# Aim of the task
In the material below, identify each line bearing the word "Years". Reproduce those lines.

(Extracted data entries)
____

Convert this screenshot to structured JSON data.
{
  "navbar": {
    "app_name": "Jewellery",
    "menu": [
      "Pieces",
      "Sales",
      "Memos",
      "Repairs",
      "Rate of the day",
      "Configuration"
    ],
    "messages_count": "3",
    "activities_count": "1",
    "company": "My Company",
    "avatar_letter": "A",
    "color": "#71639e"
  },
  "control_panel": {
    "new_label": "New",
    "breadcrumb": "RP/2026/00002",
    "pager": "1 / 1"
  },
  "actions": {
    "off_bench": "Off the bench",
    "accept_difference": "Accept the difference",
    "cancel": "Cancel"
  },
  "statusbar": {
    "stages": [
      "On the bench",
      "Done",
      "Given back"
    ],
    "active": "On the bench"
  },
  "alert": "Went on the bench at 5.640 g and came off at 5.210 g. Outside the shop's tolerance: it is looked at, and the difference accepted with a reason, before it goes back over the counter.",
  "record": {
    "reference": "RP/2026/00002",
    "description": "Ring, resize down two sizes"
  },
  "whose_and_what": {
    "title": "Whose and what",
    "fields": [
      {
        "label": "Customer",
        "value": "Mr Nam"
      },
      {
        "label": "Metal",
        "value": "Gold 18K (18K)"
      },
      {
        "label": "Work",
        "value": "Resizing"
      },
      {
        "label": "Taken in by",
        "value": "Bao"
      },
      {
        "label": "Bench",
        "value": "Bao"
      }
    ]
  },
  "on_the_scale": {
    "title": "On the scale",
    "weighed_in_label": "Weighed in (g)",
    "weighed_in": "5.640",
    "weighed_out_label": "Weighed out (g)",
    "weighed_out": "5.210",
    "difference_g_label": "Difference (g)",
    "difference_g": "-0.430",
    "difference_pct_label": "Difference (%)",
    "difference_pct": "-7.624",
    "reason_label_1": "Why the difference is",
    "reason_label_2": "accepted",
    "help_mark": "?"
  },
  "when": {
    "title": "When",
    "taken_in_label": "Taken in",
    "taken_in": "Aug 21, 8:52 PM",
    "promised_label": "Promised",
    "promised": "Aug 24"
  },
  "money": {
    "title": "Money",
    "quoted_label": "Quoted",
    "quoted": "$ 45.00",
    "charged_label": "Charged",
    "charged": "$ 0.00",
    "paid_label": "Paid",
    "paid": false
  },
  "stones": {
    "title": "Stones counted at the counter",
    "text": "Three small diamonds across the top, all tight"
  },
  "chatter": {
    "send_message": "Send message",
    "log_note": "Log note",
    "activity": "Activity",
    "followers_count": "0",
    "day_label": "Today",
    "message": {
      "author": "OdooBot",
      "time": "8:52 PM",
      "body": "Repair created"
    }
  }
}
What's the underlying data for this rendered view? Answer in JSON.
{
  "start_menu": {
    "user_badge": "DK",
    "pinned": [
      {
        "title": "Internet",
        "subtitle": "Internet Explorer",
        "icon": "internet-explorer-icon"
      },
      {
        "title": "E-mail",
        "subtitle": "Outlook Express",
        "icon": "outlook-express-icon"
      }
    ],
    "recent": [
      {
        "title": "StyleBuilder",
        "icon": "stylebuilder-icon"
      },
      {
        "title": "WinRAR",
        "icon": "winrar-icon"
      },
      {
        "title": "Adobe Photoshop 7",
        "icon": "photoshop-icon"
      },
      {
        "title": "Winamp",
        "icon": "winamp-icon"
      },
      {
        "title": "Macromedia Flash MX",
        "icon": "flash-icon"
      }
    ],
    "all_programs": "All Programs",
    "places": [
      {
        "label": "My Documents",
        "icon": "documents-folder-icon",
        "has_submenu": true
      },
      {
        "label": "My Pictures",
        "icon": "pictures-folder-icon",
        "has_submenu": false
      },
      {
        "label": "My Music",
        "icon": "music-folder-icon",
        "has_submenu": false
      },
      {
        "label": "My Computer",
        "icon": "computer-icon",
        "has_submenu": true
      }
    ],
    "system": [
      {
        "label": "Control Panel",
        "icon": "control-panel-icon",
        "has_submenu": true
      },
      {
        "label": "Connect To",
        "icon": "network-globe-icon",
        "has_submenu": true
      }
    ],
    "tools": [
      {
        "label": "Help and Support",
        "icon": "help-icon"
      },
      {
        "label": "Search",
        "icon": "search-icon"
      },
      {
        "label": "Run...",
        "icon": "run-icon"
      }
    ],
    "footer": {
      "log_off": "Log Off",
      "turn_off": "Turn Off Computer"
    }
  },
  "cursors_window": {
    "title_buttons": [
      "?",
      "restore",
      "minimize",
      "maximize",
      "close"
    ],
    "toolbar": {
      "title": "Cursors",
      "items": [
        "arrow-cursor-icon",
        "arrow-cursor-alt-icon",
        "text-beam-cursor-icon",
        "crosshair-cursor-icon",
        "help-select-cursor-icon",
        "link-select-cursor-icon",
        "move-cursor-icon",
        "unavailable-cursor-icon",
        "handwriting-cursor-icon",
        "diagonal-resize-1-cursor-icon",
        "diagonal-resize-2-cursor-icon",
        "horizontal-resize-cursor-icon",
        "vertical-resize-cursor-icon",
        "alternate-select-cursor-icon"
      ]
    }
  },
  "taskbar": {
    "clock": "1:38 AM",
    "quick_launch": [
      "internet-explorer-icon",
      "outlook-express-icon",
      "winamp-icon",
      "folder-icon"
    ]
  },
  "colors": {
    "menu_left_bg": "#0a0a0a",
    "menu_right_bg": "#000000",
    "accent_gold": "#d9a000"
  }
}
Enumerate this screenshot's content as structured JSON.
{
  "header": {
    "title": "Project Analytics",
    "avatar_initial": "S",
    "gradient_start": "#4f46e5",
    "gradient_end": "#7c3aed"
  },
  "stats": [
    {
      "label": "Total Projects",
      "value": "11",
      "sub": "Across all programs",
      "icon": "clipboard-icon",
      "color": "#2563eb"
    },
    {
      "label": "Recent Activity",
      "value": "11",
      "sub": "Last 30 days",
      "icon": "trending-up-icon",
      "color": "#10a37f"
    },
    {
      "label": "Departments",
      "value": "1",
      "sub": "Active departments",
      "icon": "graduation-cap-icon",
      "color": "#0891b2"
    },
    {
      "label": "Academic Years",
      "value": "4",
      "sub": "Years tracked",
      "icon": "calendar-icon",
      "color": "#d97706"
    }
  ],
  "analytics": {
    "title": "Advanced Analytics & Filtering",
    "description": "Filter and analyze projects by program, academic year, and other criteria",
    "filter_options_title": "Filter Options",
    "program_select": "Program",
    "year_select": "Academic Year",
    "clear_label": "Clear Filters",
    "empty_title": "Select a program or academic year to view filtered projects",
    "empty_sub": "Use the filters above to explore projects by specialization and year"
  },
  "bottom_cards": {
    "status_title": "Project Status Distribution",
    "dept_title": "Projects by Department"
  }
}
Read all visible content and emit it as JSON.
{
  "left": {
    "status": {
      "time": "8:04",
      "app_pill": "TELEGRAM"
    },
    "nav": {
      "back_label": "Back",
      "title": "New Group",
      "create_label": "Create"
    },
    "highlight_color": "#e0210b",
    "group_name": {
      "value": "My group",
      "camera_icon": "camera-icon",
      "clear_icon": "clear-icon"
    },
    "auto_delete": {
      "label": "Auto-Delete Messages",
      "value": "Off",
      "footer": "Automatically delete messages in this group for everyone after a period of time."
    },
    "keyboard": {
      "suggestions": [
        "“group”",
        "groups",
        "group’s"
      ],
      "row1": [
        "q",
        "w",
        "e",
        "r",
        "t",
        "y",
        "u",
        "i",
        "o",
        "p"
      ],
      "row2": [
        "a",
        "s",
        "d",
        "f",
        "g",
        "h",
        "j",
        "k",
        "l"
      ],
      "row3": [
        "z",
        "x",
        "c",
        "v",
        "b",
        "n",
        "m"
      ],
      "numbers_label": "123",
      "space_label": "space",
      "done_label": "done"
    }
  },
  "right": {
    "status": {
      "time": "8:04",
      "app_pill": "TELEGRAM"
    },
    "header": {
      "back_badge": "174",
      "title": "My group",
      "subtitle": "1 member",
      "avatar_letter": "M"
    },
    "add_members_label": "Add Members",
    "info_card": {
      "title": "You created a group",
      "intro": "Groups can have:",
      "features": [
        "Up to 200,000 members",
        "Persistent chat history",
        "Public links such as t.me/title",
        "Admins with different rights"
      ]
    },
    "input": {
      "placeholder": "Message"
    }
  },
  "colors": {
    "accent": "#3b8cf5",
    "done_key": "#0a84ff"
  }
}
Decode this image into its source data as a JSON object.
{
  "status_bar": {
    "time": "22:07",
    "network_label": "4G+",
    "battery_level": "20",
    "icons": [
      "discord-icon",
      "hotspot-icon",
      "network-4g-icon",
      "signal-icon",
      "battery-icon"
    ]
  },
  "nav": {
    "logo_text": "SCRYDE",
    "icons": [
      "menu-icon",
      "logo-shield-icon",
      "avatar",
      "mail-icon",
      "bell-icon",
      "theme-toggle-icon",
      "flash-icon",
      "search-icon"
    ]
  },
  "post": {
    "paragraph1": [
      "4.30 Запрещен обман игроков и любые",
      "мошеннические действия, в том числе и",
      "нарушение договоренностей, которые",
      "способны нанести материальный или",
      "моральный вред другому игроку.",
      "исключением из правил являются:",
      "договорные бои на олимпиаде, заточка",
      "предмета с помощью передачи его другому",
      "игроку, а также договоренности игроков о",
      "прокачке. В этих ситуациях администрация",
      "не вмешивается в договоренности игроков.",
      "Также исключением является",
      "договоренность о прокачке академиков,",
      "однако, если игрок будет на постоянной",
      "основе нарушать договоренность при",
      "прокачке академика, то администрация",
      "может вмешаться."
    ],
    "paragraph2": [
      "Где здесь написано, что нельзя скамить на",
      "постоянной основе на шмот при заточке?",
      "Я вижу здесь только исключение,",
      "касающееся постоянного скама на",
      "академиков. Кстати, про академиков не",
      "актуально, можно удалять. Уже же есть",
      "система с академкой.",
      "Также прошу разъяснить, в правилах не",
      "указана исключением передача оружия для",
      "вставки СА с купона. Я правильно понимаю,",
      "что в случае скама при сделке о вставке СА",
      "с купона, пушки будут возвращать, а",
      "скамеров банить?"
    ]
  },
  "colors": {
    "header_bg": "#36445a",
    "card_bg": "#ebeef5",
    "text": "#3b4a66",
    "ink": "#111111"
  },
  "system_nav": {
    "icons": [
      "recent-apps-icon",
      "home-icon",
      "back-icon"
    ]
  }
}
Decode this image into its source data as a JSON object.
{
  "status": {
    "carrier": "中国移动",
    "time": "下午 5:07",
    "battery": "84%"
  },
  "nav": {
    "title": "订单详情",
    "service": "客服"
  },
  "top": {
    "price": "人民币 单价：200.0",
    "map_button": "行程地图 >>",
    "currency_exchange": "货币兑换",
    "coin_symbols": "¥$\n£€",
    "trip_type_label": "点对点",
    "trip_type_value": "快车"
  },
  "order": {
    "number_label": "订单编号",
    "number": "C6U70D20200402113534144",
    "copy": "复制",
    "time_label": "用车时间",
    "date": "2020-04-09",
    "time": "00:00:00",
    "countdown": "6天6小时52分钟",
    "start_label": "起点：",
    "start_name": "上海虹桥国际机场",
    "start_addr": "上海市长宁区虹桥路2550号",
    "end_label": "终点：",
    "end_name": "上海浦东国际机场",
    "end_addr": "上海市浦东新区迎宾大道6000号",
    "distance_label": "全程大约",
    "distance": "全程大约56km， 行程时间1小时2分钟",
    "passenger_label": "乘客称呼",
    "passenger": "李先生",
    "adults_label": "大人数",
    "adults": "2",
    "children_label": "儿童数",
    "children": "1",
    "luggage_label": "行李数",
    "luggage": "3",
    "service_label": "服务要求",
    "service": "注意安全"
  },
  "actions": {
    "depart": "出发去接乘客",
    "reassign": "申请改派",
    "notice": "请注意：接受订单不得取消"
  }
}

____

# Solution to the problem
      "label": "Academic Years",
      "sub": "Years tracked",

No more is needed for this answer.